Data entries
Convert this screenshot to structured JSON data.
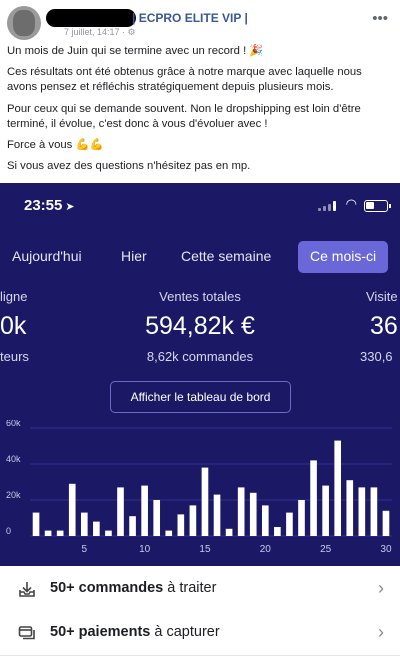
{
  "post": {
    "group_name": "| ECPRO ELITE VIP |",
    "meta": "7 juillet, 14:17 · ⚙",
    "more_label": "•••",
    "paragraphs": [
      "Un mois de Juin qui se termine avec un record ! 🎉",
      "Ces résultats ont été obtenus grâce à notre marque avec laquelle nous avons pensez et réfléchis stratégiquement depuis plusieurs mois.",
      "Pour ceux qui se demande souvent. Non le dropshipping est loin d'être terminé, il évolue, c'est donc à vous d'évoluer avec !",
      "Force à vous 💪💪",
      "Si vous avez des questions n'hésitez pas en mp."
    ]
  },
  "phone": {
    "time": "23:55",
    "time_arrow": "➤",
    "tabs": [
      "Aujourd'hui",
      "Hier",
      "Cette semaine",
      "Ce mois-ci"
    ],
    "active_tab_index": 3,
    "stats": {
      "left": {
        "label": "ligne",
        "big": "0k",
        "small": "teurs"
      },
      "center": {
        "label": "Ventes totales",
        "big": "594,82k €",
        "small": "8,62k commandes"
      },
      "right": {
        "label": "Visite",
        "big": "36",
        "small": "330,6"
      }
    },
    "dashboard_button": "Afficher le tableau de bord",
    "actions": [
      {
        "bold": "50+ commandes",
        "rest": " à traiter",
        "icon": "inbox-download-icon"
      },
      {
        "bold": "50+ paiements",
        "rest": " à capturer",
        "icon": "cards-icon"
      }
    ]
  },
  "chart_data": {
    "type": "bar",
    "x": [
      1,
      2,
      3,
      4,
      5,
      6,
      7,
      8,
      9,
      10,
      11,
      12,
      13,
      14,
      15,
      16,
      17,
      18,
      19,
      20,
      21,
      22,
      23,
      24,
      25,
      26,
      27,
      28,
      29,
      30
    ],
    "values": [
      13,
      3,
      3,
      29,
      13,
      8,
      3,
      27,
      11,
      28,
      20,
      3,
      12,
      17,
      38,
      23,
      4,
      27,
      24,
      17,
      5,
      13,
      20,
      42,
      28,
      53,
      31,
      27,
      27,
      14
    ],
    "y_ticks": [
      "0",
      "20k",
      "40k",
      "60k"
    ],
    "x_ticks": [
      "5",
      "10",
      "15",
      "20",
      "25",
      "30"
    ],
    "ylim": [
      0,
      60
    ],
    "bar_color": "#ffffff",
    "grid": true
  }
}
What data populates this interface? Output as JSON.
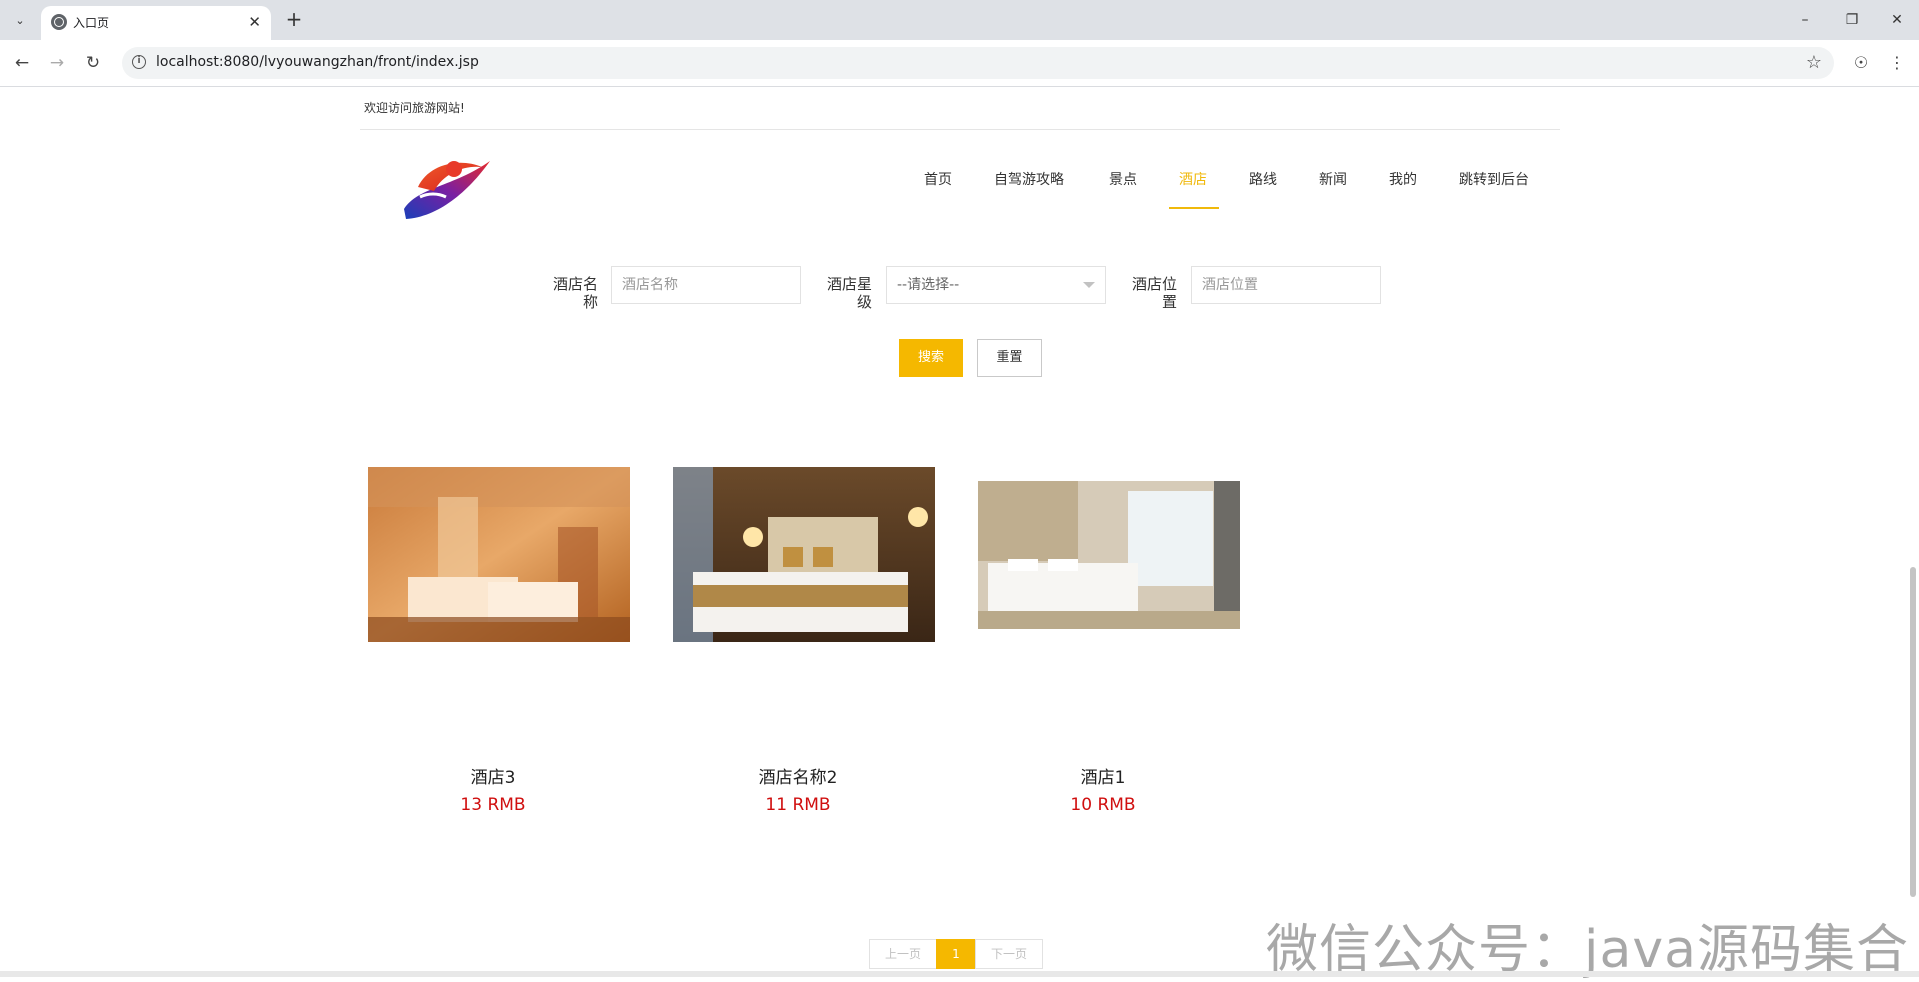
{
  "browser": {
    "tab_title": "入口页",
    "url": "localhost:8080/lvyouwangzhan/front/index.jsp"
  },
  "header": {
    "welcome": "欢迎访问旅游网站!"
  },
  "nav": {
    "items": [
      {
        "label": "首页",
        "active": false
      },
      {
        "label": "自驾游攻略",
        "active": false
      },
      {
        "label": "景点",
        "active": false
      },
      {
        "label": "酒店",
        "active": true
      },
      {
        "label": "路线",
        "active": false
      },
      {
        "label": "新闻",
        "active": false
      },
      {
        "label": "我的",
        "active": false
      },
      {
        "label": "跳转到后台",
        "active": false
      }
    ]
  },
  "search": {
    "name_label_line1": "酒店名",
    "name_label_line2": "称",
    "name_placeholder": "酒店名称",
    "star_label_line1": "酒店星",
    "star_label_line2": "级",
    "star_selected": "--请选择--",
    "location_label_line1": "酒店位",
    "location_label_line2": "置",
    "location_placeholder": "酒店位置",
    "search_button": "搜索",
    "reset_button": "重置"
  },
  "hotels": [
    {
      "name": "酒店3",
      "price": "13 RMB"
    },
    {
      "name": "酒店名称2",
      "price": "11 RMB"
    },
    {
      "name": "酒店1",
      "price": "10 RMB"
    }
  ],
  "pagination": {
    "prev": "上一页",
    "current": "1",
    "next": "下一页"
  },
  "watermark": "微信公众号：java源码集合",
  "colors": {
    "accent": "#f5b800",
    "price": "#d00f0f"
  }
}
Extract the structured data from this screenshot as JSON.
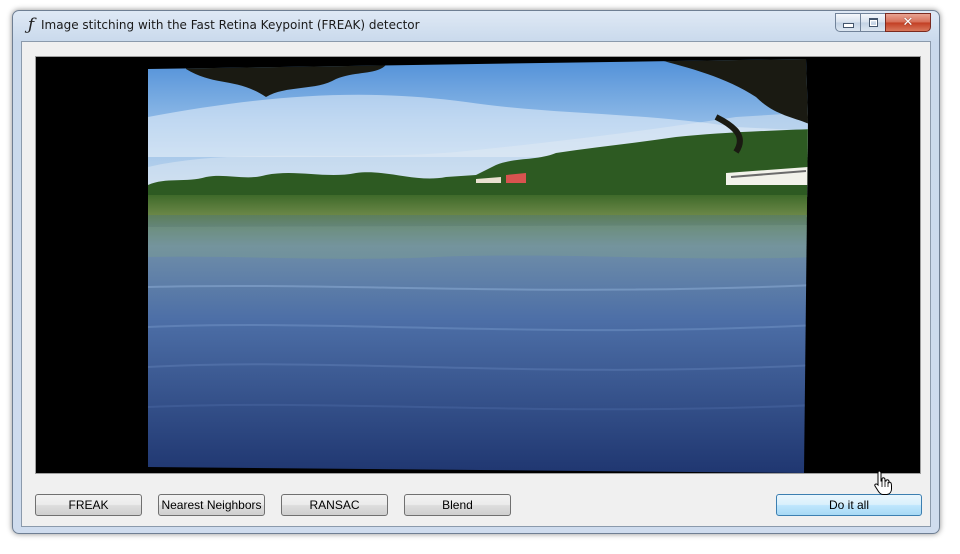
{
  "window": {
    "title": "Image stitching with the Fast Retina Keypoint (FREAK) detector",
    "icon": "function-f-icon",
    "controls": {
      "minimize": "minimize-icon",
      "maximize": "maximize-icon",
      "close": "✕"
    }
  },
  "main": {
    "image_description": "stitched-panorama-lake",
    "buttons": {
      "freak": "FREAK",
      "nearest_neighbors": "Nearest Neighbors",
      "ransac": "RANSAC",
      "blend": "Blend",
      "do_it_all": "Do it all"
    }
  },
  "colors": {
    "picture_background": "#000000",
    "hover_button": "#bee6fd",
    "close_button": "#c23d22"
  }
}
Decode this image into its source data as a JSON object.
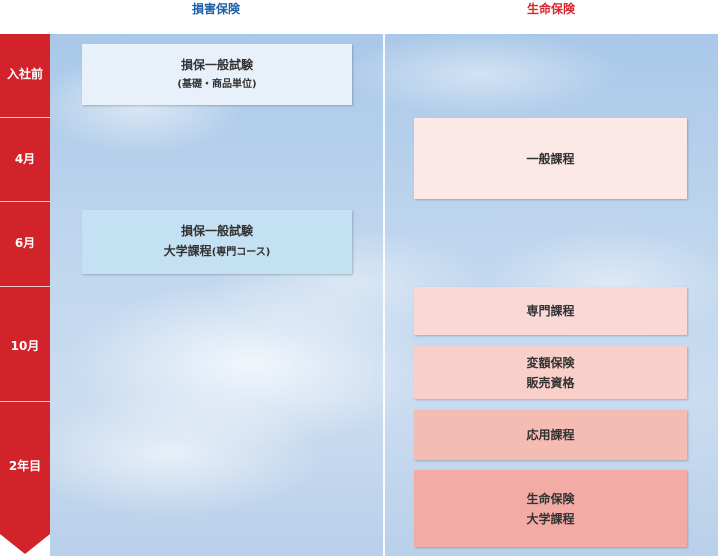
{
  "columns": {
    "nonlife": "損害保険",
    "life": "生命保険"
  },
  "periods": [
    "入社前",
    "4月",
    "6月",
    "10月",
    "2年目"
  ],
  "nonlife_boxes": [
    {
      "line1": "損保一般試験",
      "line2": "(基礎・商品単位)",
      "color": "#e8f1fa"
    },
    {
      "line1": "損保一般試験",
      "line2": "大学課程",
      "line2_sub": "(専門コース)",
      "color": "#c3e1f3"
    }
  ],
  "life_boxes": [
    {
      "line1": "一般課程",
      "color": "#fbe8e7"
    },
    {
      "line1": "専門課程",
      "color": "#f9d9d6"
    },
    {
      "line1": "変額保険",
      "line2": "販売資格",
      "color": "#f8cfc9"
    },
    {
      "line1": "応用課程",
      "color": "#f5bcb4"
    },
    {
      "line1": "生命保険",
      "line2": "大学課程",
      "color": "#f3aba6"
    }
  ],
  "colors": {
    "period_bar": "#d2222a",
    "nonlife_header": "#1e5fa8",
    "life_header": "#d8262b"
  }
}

## [TASK REQUIREMENTS]
Copy every line of the data that holds the string "commandes".

## [ANSWER BELOW]
        "small": "8,62k commandes"
        "bold": "50+ commandes",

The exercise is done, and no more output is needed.